__Task to carry out__:
Rewrite everything from the start of the lines down to and including the line that contains "The supporting bracket 32 is at (613, 500).", replacing "plate jaws" with "flat jaws" and leaving everything else unchanged. Give only those lines, and leave the pictures out of your answer.

** Begin Data shown **

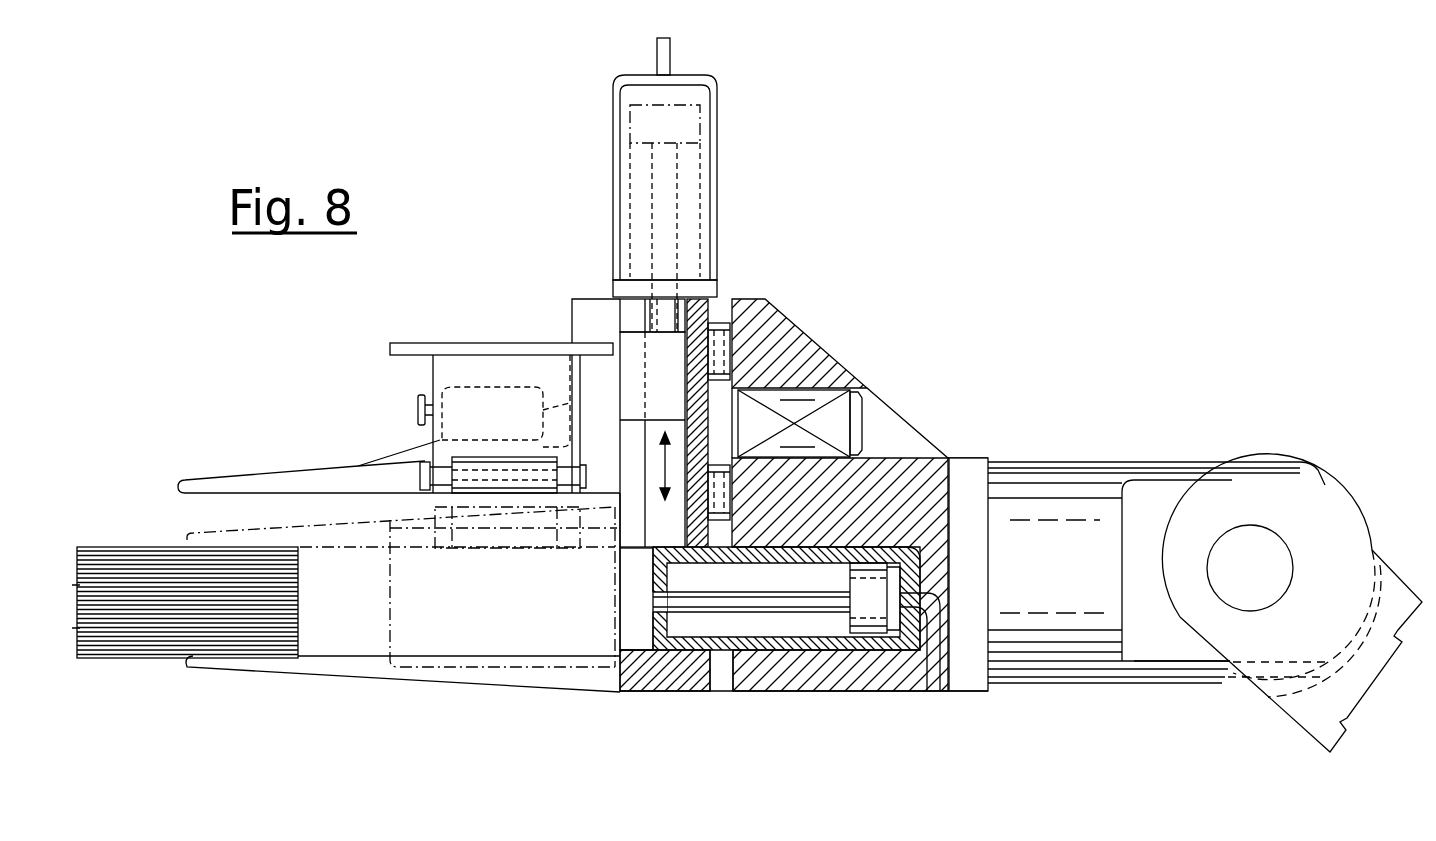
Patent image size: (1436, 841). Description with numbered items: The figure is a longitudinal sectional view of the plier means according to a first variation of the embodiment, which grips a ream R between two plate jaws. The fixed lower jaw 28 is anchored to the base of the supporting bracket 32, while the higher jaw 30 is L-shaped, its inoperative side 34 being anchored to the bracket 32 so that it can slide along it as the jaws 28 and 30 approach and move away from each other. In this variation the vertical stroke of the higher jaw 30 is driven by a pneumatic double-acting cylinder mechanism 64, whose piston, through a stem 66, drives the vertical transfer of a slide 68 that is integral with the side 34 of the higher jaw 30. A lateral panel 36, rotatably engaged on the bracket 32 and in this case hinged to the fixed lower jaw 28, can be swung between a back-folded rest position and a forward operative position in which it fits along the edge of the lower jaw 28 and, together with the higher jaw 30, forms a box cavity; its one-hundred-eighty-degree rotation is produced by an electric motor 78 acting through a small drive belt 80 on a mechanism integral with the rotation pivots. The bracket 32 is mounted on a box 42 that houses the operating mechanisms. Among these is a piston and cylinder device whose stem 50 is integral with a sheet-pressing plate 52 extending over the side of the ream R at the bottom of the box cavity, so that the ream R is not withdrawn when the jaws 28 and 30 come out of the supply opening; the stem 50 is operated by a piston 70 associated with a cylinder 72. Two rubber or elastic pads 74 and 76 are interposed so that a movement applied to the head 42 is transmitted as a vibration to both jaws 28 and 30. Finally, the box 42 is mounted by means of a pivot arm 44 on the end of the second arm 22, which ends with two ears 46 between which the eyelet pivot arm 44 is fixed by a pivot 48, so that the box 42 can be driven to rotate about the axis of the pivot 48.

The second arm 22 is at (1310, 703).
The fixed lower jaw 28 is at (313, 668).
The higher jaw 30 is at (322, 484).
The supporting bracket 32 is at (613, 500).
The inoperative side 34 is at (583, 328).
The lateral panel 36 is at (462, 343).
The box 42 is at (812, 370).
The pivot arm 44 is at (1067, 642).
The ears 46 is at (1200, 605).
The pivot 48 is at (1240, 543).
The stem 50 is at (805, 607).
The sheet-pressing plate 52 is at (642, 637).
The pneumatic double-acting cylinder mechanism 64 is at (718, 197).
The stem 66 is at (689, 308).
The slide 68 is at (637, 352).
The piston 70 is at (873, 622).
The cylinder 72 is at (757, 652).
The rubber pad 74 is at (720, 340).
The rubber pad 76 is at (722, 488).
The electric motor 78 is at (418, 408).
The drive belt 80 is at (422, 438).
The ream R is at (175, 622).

** End Data shown **

__Solution to the exercise__:
Patent image size: (1436, 841). Description with numbered items: The figure is a longitudinal sectional view of the plier means according to a first variation of the embodiment, which grips a ream R between two flat jaws. The fixed lower jaw 28 is anchored to the base of the supporting bracket 32, while the higher jaw 30 is L-shaped, its inoperative side 34 being anchored to the bracket 32 so that it can slide along it as the jaws 28 and 30 approach and move away from each other. In this variation the vertical stroke of the higher jaw 30 is driven by a pneumatic double-acting cylinder mechanism 64, whose piston, through a stem 66, drives the vertical transfer of a slide 68 that is integral with the side 34 of the higher jaw 30. A lateral panel 36, rotatably engaged on the bracket 32 and in this case hinged to the fixed lower jaw 28, can be swung between a back-folded rest position and a forward operative position in which it fits along the edge of the lower jaw 28 and, together with the higher jaw 30, forms a box cavity; its one-hundred-eighty-degree rotation is produced by an electric motor 78 acting through a small drive belt 80 on a mechanism integral with the rotation pivots. The bracket 32 is mounted on a box 42 that houses the operating mechanisms. Among these is a piston and cylinder device whose stem 50 is integral with a sheet-pressing plate 52 extending over the side of the ream R at the bottom of the box cavity, so that the ream R is not withdrawn when the jaws 28 and 30 come out of the supply opening; the stem 50 is operated by a piston 70 associated with a cylinder 72. Two rubber or elastic pads 74 and 76 are interposed so that a movement applied to the head 42 is transmitted as a vibration to both jaws 28 and 30. Finally, the box 42 is mounted by means of a pivot arm 44 on the end of the second arm 22, which ends with two ears 46 between which the eyelet pivot arm 44 is fixed by a pivot 48, so that the box 42 can be driven to rotate about the axis of the pivot 48.

The second arm 22 is at (1310, 703).
The fixed lower jaw 28 is at (313, 668).
The higher jaw 30 is at (322, 484).
The supporting bracket 32 is at (613, 500).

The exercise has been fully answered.